Chart and figure data:
---------------
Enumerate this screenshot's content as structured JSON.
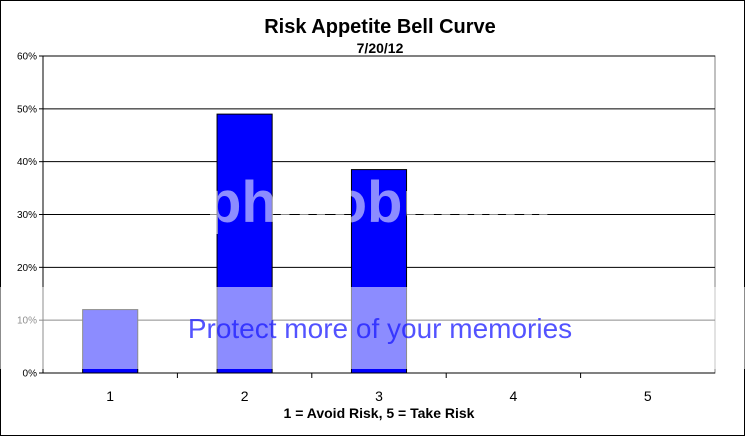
{
  "chart_data": {
    "type": "bar",
    "title": "Risk Appetite Bell Curve",
    "subtitle": "7/20/12",
    "xlabel": "1 = Avoid Risk, 5 = Take Risk",
    "ylabel": "",
    "categories": [
      "1",
      "2",
      "3",
      "4",
      "5"
    ],
    "values": [
      0.12,
      0.49,
      0.385,
      0,
      0
    ],
    "ylim": [
      0,
      0.6
    ],
    "yticks": [
      0,
      0.1,
      0.2,
      0.3,
      0.4,
      0.5,
      0.6
    ],
    "ytick_labels": [
      "0%",
      "10%",
      "20%",
      "30%",
      "40%",
      "50%",
      "60%"
    ],
    "grid": true,
    "legend": "none",
    "bar_color": "#0000ff"
  },
  "watermark": {
    "text_large": "photobucket",
    "text_small": "Protect more of your memories"
  }
}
---------------
Copy out all the data without changing anything, and drop the pictures.

Enumerate this screenshot's content as structured JSON.
{
  "chart_data": {
    "type": "bar",
    "title": "Risk Appetite Bell Curve",
    "subtitle": "7/20/12",
    "xlabel": "1 = Avoid Risk, 5 = Take Risk",
    "ylabel": "",
    "categories": [
      "1",
      "2",
      "3",
      "4",
      "5"
    ],
    "values": [
      0.12,
      0.49,
      0.385,
      0,
      0
    ],
    "ylim": [
      0,
      0.6
    ],
    "yticks": [
      0,
      0.1,
      0.2,
      0.3,
      0.4,
      0.5,
      0.6
    ],
    "ytick_labels": [
      "0%",
      "10%",
      "20%",
      "30%",
      "40%",
      "50%",
      "60%"
    ],
    "grid": true,
    "legend": "none",
    "bar_color": "#0000ff"
  },
  "watermark": {
    "text_large": "photobucket",
    "text_small": "Protect more of your memories"
  }
}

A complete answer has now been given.